SHORT PROBLEM: Say how many lines contain the word "placeholder" and give no other text.

DATA TO USE:
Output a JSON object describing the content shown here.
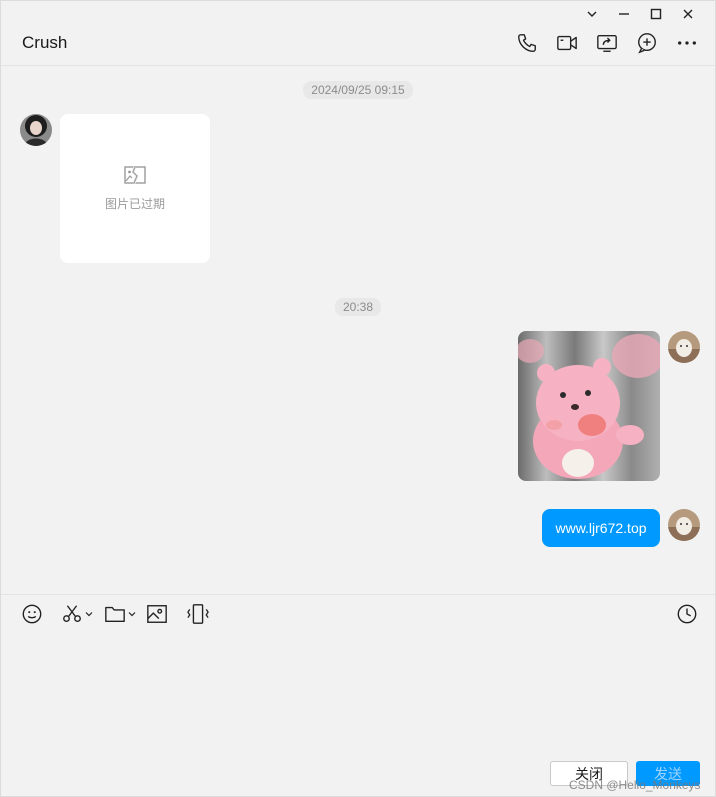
{
  "header": {
    "title": "Crush",
    "actions": [
      "phone-icon",
      "video-call-icon",
      "screen-share-icon",
      "add-member-icon",
      "more-icon"
    ]
  },
  "window_controls": [
    "chevron-down-icon",
    "minimize-icon",
    "maximize-icon",
    "close-icon"
  ],
  "messages": {
    "timestamp_1": "2024/09/25 09:15",
    "expired_image_text": "图片已过期",
    "timestamp_2": "20:38",
    "link_text": "www.ljr672.top"
  },
  "toolbar": [
    "emoji-icon",
    "scissors-icon",
    "folder-icon",
    "image-icon",
    "vibrate-icon",
    "clock-icon"
  ],
  "footer": {
    "close_label": "关闭",
    "send_label": "发送",
    "watermark": "CSDN @Hello_Monkeys"
  },
  "colors": {
    "accent": "#0099ff",
    "background": "#f2f2f2",
    "bubble_text": "#ffffff"
  }
}
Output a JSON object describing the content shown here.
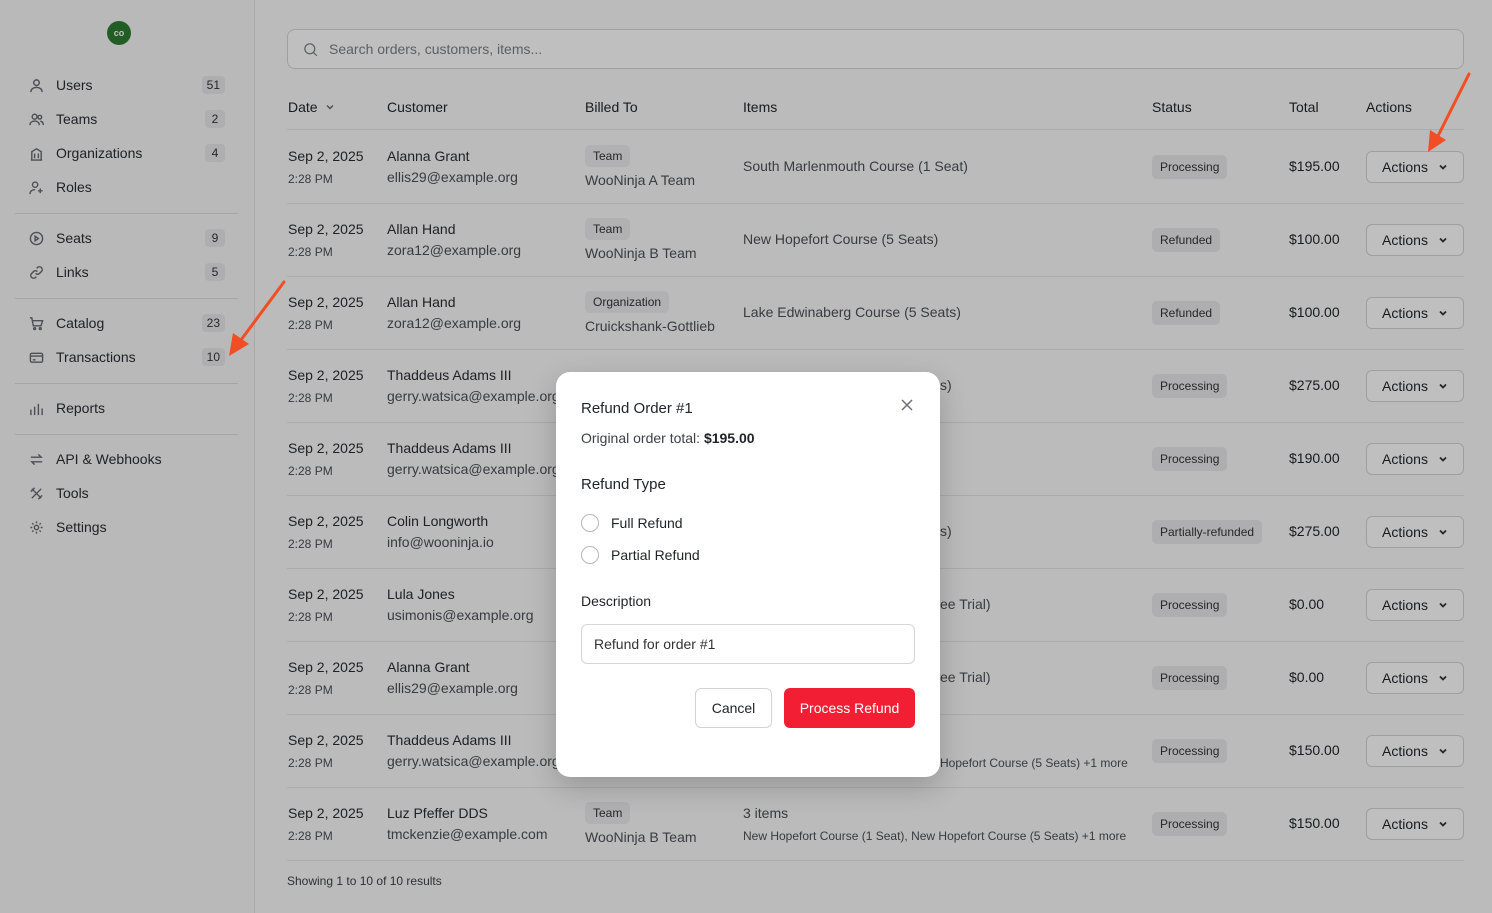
{
  "user": {
    "initials": "co"
  },
  "sidebar": {
    "groups": [
      [
        {
          "label": "Users",
          "count": "51",
          "icon": "user-icon"
        },
        {
          "label": "Teams",
          "count": "2",
          "icon": "users-icon"
        },
        {
          "label": "Organizations",
          "count": "4",
          "icon": "building-icon"
        },
        {
          "label": "Roles",
          "count": "",
          "icon": "user-plus-icon"
        }
      ],
      [
        {
          "label": "Seats",
          "count": "9",
          "icon": "seat-icon"
        },
        {
          "label": "Links",
          "count": "5",
          "icon": "link-icon"
        }
      ],
      [
        {
          "label": "Catalog",
          "count": "23",
          "icon": "cart-icon"
        },
        {
          "label": "Transactions",
          "count": "10",
          "icon": "credit-card-icon"
        }
      ],
      [
        {
          "label": "Reports",
          "count": "",
          "icon": "bar-chart-icon"
        }
      ],
      [
        {
          "label": "API & Webhooks",
          "count": "",
          "icon": "arrows-icon"
        },
        {
          "label": "Tools",
          "count": "",
          "icon": "tools-icon"
        },
        {
          "label": "Settings",
          "count": "",
          "icon": "gear-icon"
        }
      ]
    ]
  },
  "search": {
    "placeholder": "Search orders, customers, items..."
  },
  "table": {
    "headers": {
      "date": "Date",
      "customer": "Customer",
      "billed_to": "Billed To",
      "items": "Items",
      "status": "Status",
      "total": "Total",
      "actions": "Actions"
    },
    "rows": [
      {
        "date": "Sep 2, 2025",
        "time": "2:28 PM",
        "name": "Alanna Grant",
        "email": "ellis29@example.org",
        "bill_type": "Team",
        "bill_name": "WooNinja A Team",
        "items": "South Marlenmouth Course (1 Seat)",
        "status": "Processing",
        "total": "$195.00",
        "action": "Actions"
      },
      {
        "date": "Sep 2, 2025",
        "time": "2:28 PM",
        "name": "Allan Hand",
        "email": "zora12@example.org",
        "bill_type": "Team",
        "bill_name": "WooNinja B Team",
        "items": "New Hopefort Course (5 Seats)",
        "status": "Refunded",
        "total": "$100.00",
        "action": "Actions"
      },
      {
        "date": "Sep 2, 2025",
        "time": "2:28 PM",
        "name": "Allan Hand",
        "email": "zora12@example.org",
        "bill_type": "Organization",
        "bill_name": "Cruickshank-Gottlieb",
        "items": "Lake Edwinaberg Course (5 Seats)",
        "status": "Refunded",
        "total": "$100.00",
        "action": "Actions"
      },
      {
        "date": "Sep 2, 2025",
        "time": "2:28 PM",
        "name": "Thaddeus Adams III",
        "email": "gerry.watsica@example.org",
        "bill_type": "",
        "bill_name": "",
        "items": "s)",
        "status": "Processing",
        "total": "$275.00",
        "action": "Actions"
      },
      {
        "date": "Sep 2, 2025",
        "time": "2:28 PM",
        "name": "Thaddeus Adams III",
        "email": "gerry.watsica@example.org",
        "bill_type": "",
        "bill_name": "",
        "items": "",
        "status": "Processing",
        "total": "$190.00",
        "action": "Actions"
      },
      {
        "date": "Sep 2, 2025",
        "time": "2:28 PM",
        "name": "Colin Longworth",
        "email": "info@wooninja.io",
        "bill_type": "",
        "bill_name": "",
        "items": "s)",
        "status": "Partially-refunded",
        "total": "$275.00",
        "action": "Actions"
      },
      {
        "date": "Sep 2, 2025",
        "time": "2:28 PM",
        "name": "Lula Jones",
        "email": "usimonis@example.org",
        "bill_type": "",
        "bill_name": "",
        "items": "ee Trial)",
        "status": "Processing",
        "total": "$0.00",
        "action": "Actions"
      },
      {
        "date": "Sep 2, 2025",
        "time": "2:28 PM",
        "name": "Alanna Grant",
        "email": "ellis29@example.org",
        "bill_type": "",
        "bill_name": "",
        "items": "ee Trial)",
        "status": "Processing",
        "total": "$0.00",
        "action": "Actions"
      },
      {
        "date": "Sep 2, 2025",
        "time": "2:28 PM",
        "name": "Thaddeus Adams III",
        "email": "gerry.watsica@example.org",
        "bill_type": "",
        "bill_name": "",
        "items_sub": "Hopefort Course (5 Seats) +1 more",
        "status": "Processing",
        "total": "$150.00",
        "action": "Actions"
      },
      {
        "date": "Sep 2, 2025",
        "time": "2:28 PM",
        "name": "Luz Pfeffer DDS",
        "email": "tmckenzie@example.com",
        "bill_type": "Team",
        "bill_name": "WooNinja B Team",
        "items_count": "3 items",
        "items_sub": "New Hopefort Course (1 Seat), New Hopefort Course (5 Seats) +1 more",
        "status": "Processing",
        "total": "$150.00",
        "action": "Actions"
      }
    ],
    "footer": "Showing 1 to 10 of 10 results"
  },
  "modal": {
    "title": "Refund Order #1",
    "original_label": "Original order total: ",
    "original_value": "$195.00",
    "refund_type_label": "Refund Type",
    "options": [
      "Full Refund",
      "Partial Refund"
    ],
    "description_label": "Description",
    "description_value": "Refund for order #1",
    "cancel_label": "Cancel",
    "submit_label": "Process Refund"
  },
  "colors": {
    "accent": "#f21f34",
    "arrow": "#f04e23",
    "avatar": "#2e7d32"
  }
}
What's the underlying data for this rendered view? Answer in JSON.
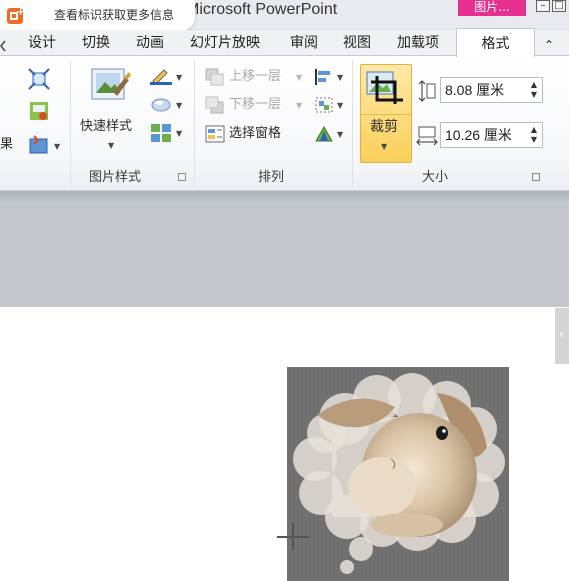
{
  "window": {
    "title": "Microsoft PowerPoint",
    "context_tab": "图片...",
    "minimize_glyph": "–",
    "restore_glyph": "□"
  },
  "tooltip": {
    "text": "查看标识获取更多信息"
  },
  "tabs": {
    "items": [
      "设计",
      "切换",
      "动画",
      "幻灯片放映",
      "审阅",
      "视图",
      "加载项"
    ],
    "active": "格式",
    "collapse_glyph": "⌃"
  },
  "ribbon": {
    "left_partial_label": "果",
    "picture_styles": {
      "quick_styles_label": "快速样式",
      "group_label": "图片样式"
    },
    "arrange": {
      "bring_forward": "上移一层",
      "send_backward": "下移一层",
      "selection_pane": "选择窗格",
      "group_label": "排列"
    },
    "size": {
      "crop_label": "裁剪",
      "height_value": "8.08 厘米",
      "width_value": "10.26 厘米",
      "group_label": "大小"
    }
  },
  "colors": {
    "accent": "#e62f8e",
    "crop_button": "#f8cf5a",
    "band": "#c4c7cc"
  }
}
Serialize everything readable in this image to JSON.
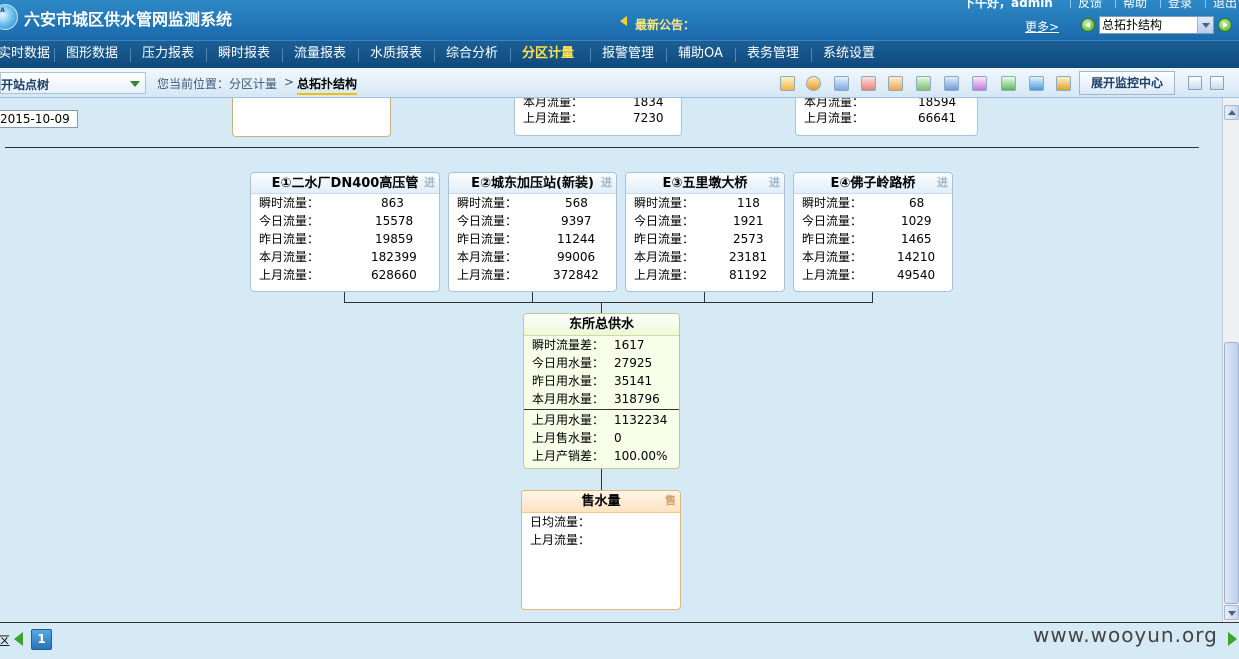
{
  "header": {
    "app_title": "六安市城区供水管网监测系统",
    "notice_label": "最新公告：",
    "greeting": "下午好，admin",
    "links": [
      "反馈",
      "帮助",
      "登录",
      "退出"
    ],
    "more_link": "更多>",
    "view_select": "总拓扑结构"
  },
  "nav": {
    "items": [
      "实时数据",
      "图形数据",
      "压力报表",
      "瞬时报表",
      "流量报表",
      "水质报表",
      "综合分析",
      "分区计量",
      "报警管理",
      "辅助OA",
      "表务管理",
      "系统设置"
    ],
    "active_index": 7
  },
  "toolbar": {
    "tree_label": "开站点树",
    "breadcrumb_prefix": "您当前位置：分区计量",
    "breadcrumb_sep": ">",
    "breadcrumb_current": "总拓扑结构",
    "monitor_button": "展开监控中心"
  },
  "canvas": {
    "date": "2015-10-09",
    "top_cards": [
      {
        "rows": []
      },
      {
        "rows": [
          {
            "label": "本月流量：",
            "value": "1834"
          },
          {
            "label": "上月流量：",
            "value": "7230"
          }
        ]
      },
      {
        "rows": [
          {
            "label": "本月流量：",
            "value": "18594"
          },
          {
            "label": "上月流量：",
            "value": "66641"
          }
        ]
      }
    ],
    "stations": [
      {
        "title": "E①二水厂DN400高压管",
        "tag": "进",
        "rows": [
          {
            "label": "瞬时流量：",
            "value": "863"
          },
          {
            "label": "今日流量：",
            "value": "15578"
          },
          {
            "label": "昨日流量：",
            "value": "19859"
          },
          {
            "label": "本月流量：",
            "value": "182399"
          },
          {
            "label": "上月流量：",
            "value": "628660"
          }
        ]
      },
      {
        "title": "E②城东加压站(新装)",
        "tag": "进",
        "rows": [
          {
            "label": "瞬时流量：",
            "value": "568"
          },
          {
            "label": "今日流量：",
            "value": "9397"
          },
          {
            "label": "昨日流量：",
            "value": "11244"
          },
          {
            "label": "本月流量：",
            "value": "99006"
          },
          {
            "label": "上月流量：",
            "value": "372842"
          }
        ]
      },
      {
        "title": "E③五里墩大桥",
        "tag": "进",
        "rows": [
          {
            "label": "瞬时流量：",
            "value": "118"
          },
          {
            "label": "今日流量：",
            "value": "1921"
          },
          {
            "label": "昨日流量：",
            "value": "2573"
          },
          {
            "label": "本月流量：",
            "value": "23181"
          },
          {
            "label": "上月流量：",
            "value": "81192"
          }
        ]
      },
      {
        "title": "E④佛子岭路桥",
        "tag": "进",
        "rows": [
          {
            "label": "瞬时流量：",
            "value": "68"
          },
          {
            "label": "今日流量：",
            "value": "1029"
          },
          {
            "label": "昨日流量：",
            "value": "1465"
          },
          {
            "label": "本月流量：",
            "value": "14210"
          },
          {
            "label": "上月流量：",
            "value": "49540"
          }
        ]
      }
    ],
    "total": {
      "title": "东所总供水",
      "rows_top": [
        {
          "label": "瞬时流量差：",
          "value": "1617"
        },
        {
          "label": "今日用水量：",
          "value": "27925"
        },
        {
          "label": "昨日用水量：",
          "value": "35141"
        },
        {
          "label": "本月用水量：",
          "value": "318796"
        }
      ],
      "rows_bottom": [
        {
          "label": "上月用水量：",
          "value": "1132234"
        },
        {
          "label": "上月售水量：",
          "value": "0"
        },
        {
          "label": "上月产销差：",
          "value": "100.00%"
        }
      ]
    },
    "sales": {
      "title": "售水量",
      "tag": "售",
      "rows": [
        {
          "label": "日均流量：",
          "value": ""
        },
        {
          "label": "上月流量：",
          "value": ""
        }
      ]
    }
  },
  "footer": {
    "label": "区",
    "page": "1",
    "watermark": "www.wooyun.org"
  },
  "colors": {
    "header_bg": "#1f75b5",
    "nav_bg": "#14538a",
    "nav_active": "#ffe14a",
    "canvas_bg": "#d6eaf6",
    "total_card_bg": "#f8ffe8",
    "sales_card_header": "#fde3c0"
  }
}
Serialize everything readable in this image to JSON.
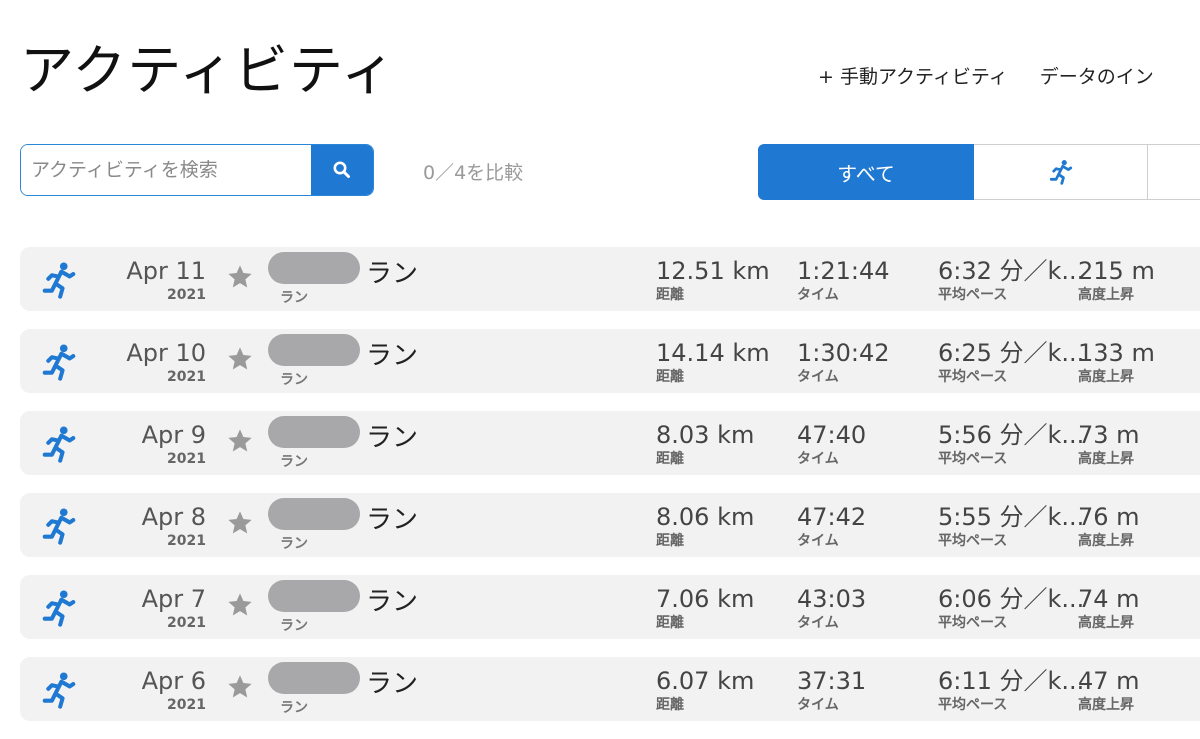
{
  "header": {
    "title": "アクティビティ",
    "manual_activity": "+ 手動アクティビティ",
    "import_data": "データのイン"
  },
  "search": {
    "placeholder": "アクティビティを検索",
    "icon": "search-icon"
  },
  "compare": "0／4を比較",
  "filters": {
    "all_label": "すべて",
    "run_icon": "running-icon"
  },
  "labels": {
    "distance": "距離",
    "time": "タイム",
    "pace": "平均ペース",
    "elevation": "高度上昇"
  },
  "colors": {
    "accent": "#1f78d1",
    "row_bg": "#f2f2f2",
    "star": "#9a9a9a"
  },
  "activities": [
    {
      "date": "Apr 11",
      "year": "2021",
      "name": "ラン",
      "type": "ラン",
      "distance": "12.51 km",
      "time": "1:21:44",
      "pace": "6:32 分／k...",
      "elevation": "215 m"
    },
    {
      "date": "Apr 10",
      "year": "2021",
      "name": "ラン",
      "type": "ラン",
      "distance": "14.14 km",
      "time": "1:30:42",
      "pace": "6:25 分／k...",
      "elevation": "133 m"
    },
    {
      "date": "Apr 9",
      "year": "2021",
      "name": "ラン",
      "type": "ラン",
      "distance": "8.03 km",
      "time": "47:40",
      "pace": "5:56 分／k...",
      "elevation": "73 m"
    },
    {
      "date": "Apr 8",
      "year": "2021",
      "name": "ラン",
      "type": "ラン",
      "distance": "8.06 km",
      "time": "47:42",
      "pace": "5:55 分／k...",
      "elevation": "76 m"
    },
    {
      "date": "Apr 7",
      "year": "2021",
      "name": "ラン",
      "type": "ラン",
      "distance": "7.06 km",
      "time": "43:03",
      "pace": "6:06 分／k...",
      "elevation": "74 m"
    },
    {
      "date": "Apr 6",
      "year": "2021",
      "name": "ラン",
      "type": "ラン",
      "distance": "6.07 km",
      "time": "37:31",
      "pace": "6:11 分／k...",
      "elevation": "47 m"
    }
  ]
}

EXERCISE OUTPUT: 2